EXERCISE: Locate the lines that hold the string "Discount". Copy every such line.

Extracted data entries:
#####
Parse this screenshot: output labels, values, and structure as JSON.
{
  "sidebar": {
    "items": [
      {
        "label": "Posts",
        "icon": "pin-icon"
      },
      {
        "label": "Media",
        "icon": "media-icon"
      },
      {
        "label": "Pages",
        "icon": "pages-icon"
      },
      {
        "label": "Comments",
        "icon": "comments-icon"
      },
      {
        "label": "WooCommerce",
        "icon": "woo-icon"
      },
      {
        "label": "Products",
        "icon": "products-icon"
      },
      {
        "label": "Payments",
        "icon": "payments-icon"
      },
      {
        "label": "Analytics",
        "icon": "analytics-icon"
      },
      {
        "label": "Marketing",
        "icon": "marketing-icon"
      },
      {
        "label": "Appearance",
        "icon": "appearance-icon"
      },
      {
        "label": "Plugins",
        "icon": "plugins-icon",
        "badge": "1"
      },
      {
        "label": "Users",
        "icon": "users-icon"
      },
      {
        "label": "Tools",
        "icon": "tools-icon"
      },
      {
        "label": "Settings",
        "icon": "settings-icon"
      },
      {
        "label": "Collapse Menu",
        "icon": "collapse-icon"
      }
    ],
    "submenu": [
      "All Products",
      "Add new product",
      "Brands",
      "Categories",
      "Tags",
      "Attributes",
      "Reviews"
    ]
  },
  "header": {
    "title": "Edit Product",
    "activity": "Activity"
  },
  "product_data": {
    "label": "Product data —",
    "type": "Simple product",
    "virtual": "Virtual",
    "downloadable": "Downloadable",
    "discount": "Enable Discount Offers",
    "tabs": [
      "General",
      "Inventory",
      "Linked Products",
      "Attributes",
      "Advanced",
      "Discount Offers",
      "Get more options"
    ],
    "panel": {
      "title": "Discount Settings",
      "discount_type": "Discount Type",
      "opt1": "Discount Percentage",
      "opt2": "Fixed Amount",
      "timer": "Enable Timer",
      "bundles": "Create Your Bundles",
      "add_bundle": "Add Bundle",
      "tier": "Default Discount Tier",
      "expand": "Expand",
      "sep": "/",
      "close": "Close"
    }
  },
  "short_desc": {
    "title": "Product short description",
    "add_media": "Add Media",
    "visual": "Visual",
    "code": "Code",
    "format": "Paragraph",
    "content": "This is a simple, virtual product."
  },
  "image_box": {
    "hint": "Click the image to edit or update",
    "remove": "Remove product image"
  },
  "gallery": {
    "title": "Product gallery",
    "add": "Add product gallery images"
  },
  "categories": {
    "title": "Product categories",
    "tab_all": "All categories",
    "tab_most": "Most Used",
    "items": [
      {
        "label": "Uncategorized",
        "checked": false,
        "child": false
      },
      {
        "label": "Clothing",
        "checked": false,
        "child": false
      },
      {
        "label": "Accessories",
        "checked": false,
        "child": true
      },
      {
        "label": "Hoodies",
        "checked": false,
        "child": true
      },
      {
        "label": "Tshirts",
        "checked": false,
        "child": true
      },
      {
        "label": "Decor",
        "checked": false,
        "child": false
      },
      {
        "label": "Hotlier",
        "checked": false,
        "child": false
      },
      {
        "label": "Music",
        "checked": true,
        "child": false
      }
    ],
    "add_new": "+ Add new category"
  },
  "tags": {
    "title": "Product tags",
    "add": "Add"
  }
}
#####
ANSWER BELOW:
    "discount": "Enable Discount Offers",
      "Discount Offers",
      "title": "Discount Settings",
      "discount_type": "Discount Type",
      "opt1": "Discount Percentage",
      "tier": "Default Discount Tier",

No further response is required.